— THE TASK —
Write out the data below exactly as given, without any of its pictures.

begin

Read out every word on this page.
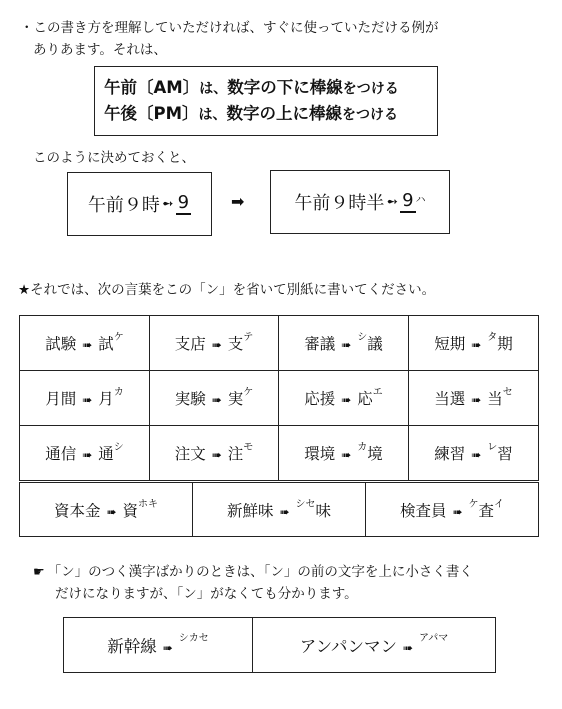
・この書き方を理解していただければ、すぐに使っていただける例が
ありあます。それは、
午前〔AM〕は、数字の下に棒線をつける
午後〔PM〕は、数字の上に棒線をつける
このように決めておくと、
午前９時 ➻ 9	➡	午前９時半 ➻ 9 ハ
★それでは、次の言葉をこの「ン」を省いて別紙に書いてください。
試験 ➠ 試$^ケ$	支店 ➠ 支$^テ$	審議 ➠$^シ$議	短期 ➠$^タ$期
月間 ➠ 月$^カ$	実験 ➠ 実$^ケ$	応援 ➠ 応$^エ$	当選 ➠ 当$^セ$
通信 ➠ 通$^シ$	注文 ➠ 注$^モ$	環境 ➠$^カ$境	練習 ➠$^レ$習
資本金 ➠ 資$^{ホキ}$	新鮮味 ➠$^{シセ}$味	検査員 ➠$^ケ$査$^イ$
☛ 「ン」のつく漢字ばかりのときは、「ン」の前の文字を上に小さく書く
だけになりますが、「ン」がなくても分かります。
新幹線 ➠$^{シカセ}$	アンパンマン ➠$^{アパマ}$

end

— FINISHED TASK —
Read out every word on this page.
・この書き方を理解していただければ、すぐに使っていただける例が
ありあます。それは、
午前〔AM〕は、数字の下に棒線をつける
午後〔PM〕は、数字の上に棒線をつける
このように決めておくと、
午前９時 ➻ 9	➡	午前９時半 ➻ 9 ハ
★それでは、次の言葉をこの「ン」を省いて別紙に書いてください。
試験 ➠ 試$^ケ$	支店 ➠ 支$^テ$	審議 ➠$^シ$議	短期 ➠$^タ$期
月間 ➠ 月$^カ$	実験 ➠ 実$^ケ$	応援 ➠ 応$^エ$	当選 ➠ 当$^セ$
通信 ➠ 通$^シ$	注文 ➠ 注$^モ$	環境 ➠$^カ$境	練習 ➠$^レ$習
資本金 ➠ 資$^{ホキ}$	新鮮味 ➠$^{シセ}$味	検査員 ➠$^ケ$査$^イ$
☛ 「ン」のつく漢字ばかりのときは、「ン」の前の文字を上に小さく書く
だけになりますが、「ン」がなくても分かります。
新幹線 ➠$^{シカセ}$	アンパンマン ➠$^{アパマ}$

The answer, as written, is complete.